§ Requirement
Your task is to extract the lines from the one holding "Transcribe the text in this document." through the end of the material. Set them down exactly and add nothing.

§ Available data

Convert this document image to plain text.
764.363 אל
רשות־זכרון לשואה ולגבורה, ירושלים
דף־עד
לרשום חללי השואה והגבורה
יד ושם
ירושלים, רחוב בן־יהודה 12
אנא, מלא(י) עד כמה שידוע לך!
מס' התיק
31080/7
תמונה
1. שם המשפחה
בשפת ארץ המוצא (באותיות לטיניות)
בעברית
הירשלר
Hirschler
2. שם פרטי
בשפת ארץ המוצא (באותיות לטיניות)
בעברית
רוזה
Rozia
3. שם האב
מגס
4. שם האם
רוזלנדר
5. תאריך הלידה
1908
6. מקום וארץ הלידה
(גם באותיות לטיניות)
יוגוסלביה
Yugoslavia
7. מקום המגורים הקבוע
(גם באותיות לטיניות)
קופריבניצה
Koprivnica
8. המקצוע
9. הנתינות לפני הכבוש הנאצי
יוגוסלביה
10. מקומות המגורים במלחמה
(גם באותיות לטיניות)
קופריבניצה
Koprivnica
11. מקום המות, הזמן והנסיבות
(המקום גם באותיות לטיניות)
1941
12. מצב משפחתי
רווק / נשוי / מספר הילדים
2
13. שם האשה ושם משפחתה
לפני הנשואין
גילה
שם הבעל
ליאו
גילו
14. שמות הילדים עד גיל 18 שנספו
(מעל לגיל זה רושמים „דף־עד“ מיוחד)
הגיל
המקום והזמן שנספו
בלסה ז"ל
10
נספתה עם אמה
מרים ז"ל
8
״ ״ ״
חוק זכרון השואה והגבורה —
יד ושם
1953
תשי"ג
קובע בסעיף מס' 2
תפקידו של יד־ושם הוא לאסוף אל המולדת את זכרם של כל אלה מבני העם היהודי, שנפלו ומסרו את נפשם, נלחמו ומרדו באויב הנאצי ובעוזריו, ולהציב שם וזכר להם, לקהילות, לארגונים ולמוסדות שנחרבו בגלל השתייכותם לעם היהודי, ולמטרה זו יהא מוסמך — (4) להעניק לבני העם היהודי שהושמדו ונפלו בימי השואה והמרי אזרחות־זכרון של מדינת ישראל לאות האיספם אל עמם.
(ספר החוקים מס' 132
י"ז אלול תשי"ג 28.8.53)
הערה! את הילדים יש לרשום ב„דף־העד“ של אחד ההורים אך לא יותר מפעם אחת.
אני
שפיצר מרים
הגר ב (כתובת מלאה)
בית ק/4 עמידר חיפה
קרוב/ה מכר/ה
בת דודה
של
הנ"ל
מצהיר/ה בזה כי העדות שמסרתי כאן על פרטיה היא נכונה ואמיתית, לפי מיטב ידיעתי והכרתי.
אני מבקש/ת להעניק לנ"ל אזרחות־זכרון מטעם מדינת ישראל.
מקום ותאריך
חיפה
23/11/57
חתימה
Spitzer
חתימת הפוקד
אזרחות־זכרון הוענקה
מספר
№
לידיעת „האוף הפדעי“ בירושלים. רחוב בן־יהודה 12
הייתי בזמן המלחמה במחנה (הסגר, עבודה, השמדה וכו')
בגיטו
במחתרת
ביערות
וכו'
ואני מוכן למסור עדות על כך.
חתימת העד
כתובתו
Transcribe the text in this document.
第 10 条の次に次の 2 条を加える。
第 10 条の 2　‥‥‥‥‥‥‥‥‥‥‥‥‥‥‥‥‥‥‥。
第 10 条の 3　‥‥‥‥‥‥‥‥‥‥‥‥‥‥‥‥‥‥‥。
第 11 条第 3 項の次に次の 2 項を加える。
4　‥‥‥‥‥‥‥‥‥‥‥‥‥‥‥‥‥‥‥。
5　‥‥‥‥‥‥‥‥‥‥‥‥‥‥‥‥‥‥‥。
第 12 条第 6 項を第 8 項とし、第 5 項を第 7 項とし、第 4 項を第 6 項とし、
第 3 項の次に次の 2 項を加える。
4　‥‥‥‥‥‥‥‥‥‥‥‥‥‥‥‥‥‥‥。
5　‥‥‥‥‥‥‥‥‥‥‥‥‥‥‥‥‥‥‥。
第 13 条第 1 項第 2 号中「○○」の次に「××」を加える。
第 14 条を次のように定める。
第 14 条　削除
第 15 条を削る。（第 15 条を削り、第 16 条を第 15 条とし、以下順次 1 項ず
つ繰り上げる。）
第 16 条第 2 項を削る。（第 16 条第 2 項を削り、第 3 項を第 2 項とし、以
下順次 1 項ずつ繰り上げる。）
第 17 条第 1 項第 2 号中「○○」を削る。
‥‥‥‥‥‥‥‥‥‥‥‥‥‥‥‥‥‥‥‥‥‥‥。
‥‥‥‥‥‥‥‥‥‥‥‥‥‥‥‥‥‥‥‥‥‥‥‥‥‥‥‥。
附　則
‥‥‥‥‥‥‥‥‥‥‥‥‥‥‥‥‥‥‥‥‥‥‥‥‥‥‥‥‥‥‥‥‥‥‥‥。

§ Response
Transcribe the text in this document.
第 10 条の次に次の 2 条を加える。
第 10 条の 2　‥‥‥‥‥‥‥‥‥‥‥‥‥‥‥‥‥‥‥。
第 10 条の 3　‥‥‥‥‥‥‥‥‥‥‥‥‥‥‥‥‥‥‥。
第 11 条第 3 項の次に次の 2 項を加える。
4　‥‥‥‥‥‥‥‥‥‥‥‥‥‥‥‥‥‥‥。
5　‥‥‥‥‥‥‥‥‥‥‥‥‥‥‥‥‥‥‥。
第 12 条第 6 項を第 8 項とし、第 5 項を第 7 項とし、第 4 項を第 6 項とし、
第 3 項の次に次の 2 項を加える。
4　‥‥‥‥‥‥‥‥‥‥‥‥‥‥‥‥‥‥‥。
5　‥‥‥‥‥‥‥‥‥‥‥‥‥‥‥‥‥‥‥。
第 13 条第 1 項第 2 号中「○○」の次に「××」を加える。
第 14 条を次のように定める。
第 14 条　削除
第 15 条を削る。（第 15 条を削り、第 16 条を第 15 条とし、以下順次 1 項ず
つ繰り上げる。）
第 16 条第 2 項を削る。（第 16 条第 2 項を削り、第 3 項を第 2 項とし、以
下順次 1 項ずつ繰り上げる。）
第 17 条第 1 項第 2 号中「○○」を削る。
‥‥‥‥‥‥‥‥‥‥‥‥‥‥‥‥‥‥‥‥‥‥‥。
‥‥‥‥‥‥‥‥‥‥‥‥‥‥‥‥‥‥‥‥‥‥‥‥‥‥‥‥。
附　則
‥‥‥‥‥‥‥‥‥‥‥‥‥‥‥‥‥‥‥‥‥‥‥‥‥‥‥‥‥‥‥‥‥‥‥‥。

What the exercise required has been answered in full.